** BEGIN **

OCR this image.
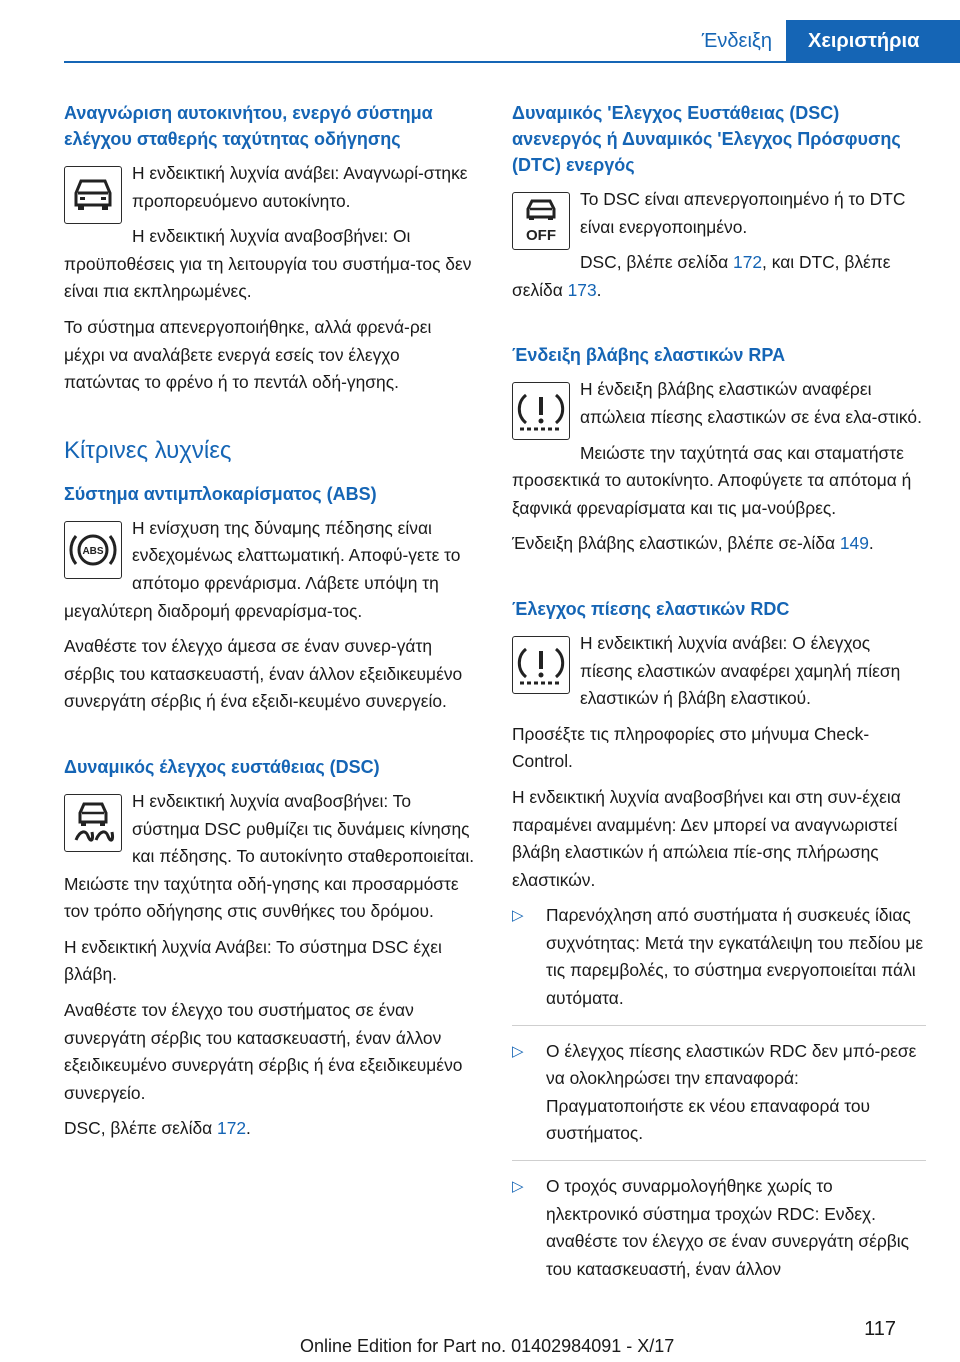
Ένδειξη	Χειριστήρια
Αναγνώριση αυτοκινήτου, ενεργό σύστημα ελέγχου σταθερής ταχύτητας οδήγησης

Η ενδεικτική λυχνία ανάβει: Αναγνωρί-στηκε προπορευόμενο αυτοκίνητο.

Η ενδεικτική λυχνία αναβοσβήνει: Οι προϋποθέσεις για τη λειτουργία του συστήμα-τος δεν είναι πια εκπληρωμένες.

Το σύστημα απενεργοποιήθηκε, αλλά φρενά-ρει μέχρι να αναλάβετε ενεργά εσείς τον έλεγχο πατώντας το φρένο ή το πεντάλ οδή-γησης.

Κίτρινες λυχνίες
Σύστημα αντιμπλοκαρίσματος (ABS)
ABS

Η ενίσχυση της δύναμης πέδησης είναι ενδεχομένως ελαττωματική. Αποφύ-γετε το απότομο φρενάρισμα. Λάβετε υπόψη τη μεγαλύτερη διαδρομή φρεναρίσμα-τος.

Αναθέστε τον έλεγχο άμεσα σε έναν συνερ-γάτη σέρβις του κατασκευαστή, έναν άλλον εξειδικευμένο συνεργάτη σέρβις ή ένα εξειδι-κευμένο συνεργείο.

Δυναμικός έλεγχος ευστάθειας (DSC)

Η ενδεικτική λυχνία αναβοσβήνει: Το σύστημα DSC ρυθμίζει τις δυνάμεις κίνησης και πέδησης. Το αυτοκίνητο σταθεροποιείται. Μειώστε την ταχύτητα οδή-γησης και προσαρμόστε τον τρόπο οδήγησης στις συνθήκες του δρόμου.

Η ενδεικτική λυχνία Ανάβει: Το σύστημα DSC έχει βλάβη.

Αναθέστε τον έλεγχο του συστήματος σε έναν συνεργάτη σέρβις του κατασκευαστή, έναν άλλον εξειδικευμένο συνεργάτη σέρβις ή ένα εξειδικευμένο συνεργείο.

DSC, βλέπε σελίδα 172.

Δυναμικός 'Ελεγχος Ευστάθειας (DSC) ανενεργός ή Δυναμικός 'Ελεγχος Πρόσφυσης (DTC) ενεργός
OFF

Το DSC είναι απενεργοποιημένο ή το DTC είναι ενεργοποιημένο.

DSC, βλέπε σελίδα 172, και DTC, βλέπε σελίδα 173.

Ένδειξη βλάβης ελαστικών RPA

Η ένδειξη βλάβης ελαστικών αναφέρει απώλεια πίεσης ελαστικών σε ένα ελα-στικό.

Μειώστε την ταχύτητά σας και σταματήστε προσεκτικά το αυτοκίνητο. Αποφύγετε τα απότομα ή ξαφνικά φρεναρίσματα και τις μα-νούβρες.

Ένδειξη βλάβης ελαστικών, βλέπε σε-λίδα 149.

Έλεγχος πίεσης ελαστικών RDC

Η ενδεικτική λυχνία ανάβει: Ο έλεγχος πίεσης ελαστικών αναφέρει χαμηλή πίεση ελαστικών ή βλάβη ελαστικού.

Προσέξτε τις πληροφορίες στο μήνυμα Check-Control.

Η ενδεικτική λυχνία αναβοσβήνει και στη συν-έχεια παραμένει αναμμένη: Δεν μπορεί να αναγνωριστεί βλάβη ελαστικών ή απώλεια πίε-σης πλήρωσης ελαστικών.

▷ Παρενόχληση από συστήματα ή συσκευές ίδιας συχνότητας: Μετά την εγκατάλειψη του πεδίου με τις παρεμβολές, το σύστημα ενεργοποιείται πάλι αυτόματα.
▷ Ο έλεγχος πίεσης ελαστικών RDC δεν μπό-ρεσε να ολοκληρώσει την επαναφορά: Πραγματοποιήστε εκ νέου επαναφορά του συστήματος.
▷ Ο τροχός συναρμολογήθηκε χωρίς το ηλεκτρονικό σύστημα τροχών RDC: Ενδεχ. αναθέστε τον έλεγχο σε έναν συνεργάτη σέρβις του κατασκευαστή, έναν άλλον
117
Online Edition for Part no. 01402984091 - X/17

** END **

* **Required task**
Would you set down the listing exactly, omitting pictures?

* **Finished task**
OCR this image.
Ένδειξη	Χειριστήρια
Αναγνώριση αυτοκινήτου, ενεργό σύστημα ελέγχου σταθερής ταχύτητας οδήγησης

Η ενδεικτική λυχνία ανάβει: Αναγνωρί-στηκε προπορευόμενο αυτοκίνητο.

Η ενδεικτική λυχνία αναβοσβήνει: Οι προϋποθέσεις για τη λειτουργία του συστήμα-τος δεν είναι πια εκπληρωμένες.

Το σύστημα απενεργοποιήθηκε, αλλά φρενά-ρει μέχρι να αναλάβετε ενεργά εσείς τον έλεγχο πατώντας το φρένο ή το πεντάλ οδή-γησης.

Κίτρινες λυχνίες
Σύστημα αντιμπλοκαρίσματος (ABS)
ABS

Η ενίσχυση της δύναμης πέδησης είναι ενδεχομένως ελαττωματική. Αποφύ-γετε το απότομο φρενάρισμα. Λάβετε υπόψη τη μεγαλύτερη διαδρομή φρεναρίσμα-τος.

Αναθέστε τον έλεγχο άμεσα σε έναν συνερ-γάτη σέρβις του κατασκευαστή, έναν άλλον εξειδικευμένο συνεργάτη σέρβις ή ένα εξειδι-κευμένο συνεργείο.

Δυναμικός έλεγχος ευστάθειας (DSC)

Η ενδεικτική λυχνία αναβοσβήνει: Το σύστημα DSC ρυθμίζει τις δυνάμεις κίνησης και πέδησης. Το αυτοκίνητο σταθεροποιείται. Μειώστε την ταχύτητα οδή-γησης και προσαρμόστε τον τρόπο οδήγησης στις συνθήκες του δρόμου.

Η ενδεικτική λυχνία Ανάβει: Το σύστημα DSC έχει βλάβη.

Αναθέστε τον έλεγχο του συστήματος σε έναν συνεργάτη σέρβις του κατασκευαστή, έναν άλλον εξειδικευμένο συνεργάτη σέρβις ή ένα εξειδικευμένο συνεργείο.

DSC, βλέπε σελίδα 172.

Δυναμικός 'Ελεγχος Ευστάθειας (DSC) ανενεργός ή Δυναμικός 'Ελεγχος Πρόσφυσης (DTC) ενεργός
OFF

Το DSC είναι απενεργοποιημένο ή το DTC είναι ενεργοποιημένο.

DSC, βλέπε σελίδα 172, και DTC, βλέπε σελίδα 173.

Ένδειξη βλάβης ελαστικών RPA

Η ένδειξη βλάβης ελαστικών αναφέρει απώλεια πίεσης ελαστικών σε ένα ελα-στικό.

Μειώστε την ταχύτητά σας και σταματήστε προσεκτικά το αυτοκίνητο. Αποφύγετε τα απότομα ή ξαφνικά φρεναρίσματα και τις μα-νούβρες.

Ένδειξη βλάβης ελαστικών, βλέπε σε-λίδα 149.

Έλεγχος πίεσης ελαστικών RDC

Η ενδεικτική λυχνία ανάβει: Ο έλεγχος πίεσης ελαστικών αναφέρει χαμηλή πίεση ελαστικών ή βλάβη ελαστικού.

Προσέξτε τις πληροφορίες στο μήνυμα Check-Control.

Η ενδεικτική λυχνία αναβοσβήνει και στη συν-έχεια παραμένει αναμμένη: Δεν μπορεί να αναγνωριστεί βλάβη ελαστικών ή απώλεια πίε-σης πλήρωσης ελαστικών.

▷ Παρενόχληση από συστήματα ή συσκευές ίδιας συχνότητας: Μετά την εγκατάλειψη του πεδίου με τις παρεμβολές, το σύστημα ενεργοποιείται πάλι αυτόματα.
▷ Ο έλεγχος πίεσης ελαστικών RDC δεν μπό-ρεσε να ολοκληρώσει την επαναφορά: Πραγματοποιήστε εκ νέου επαναφορά του συστήματος.
▷ Ο τροχός συναρμολογήθηκε χωρίς το ηλεκτρονικό σύστημα τροχών RDC: Ενδεχ. αναθέστε τον έλεγχο σε έναν συνεργάτη σέρβις του κατασκευαστή, έναν άλλον
117
Online Edition for Part no. 01402984091 - X/17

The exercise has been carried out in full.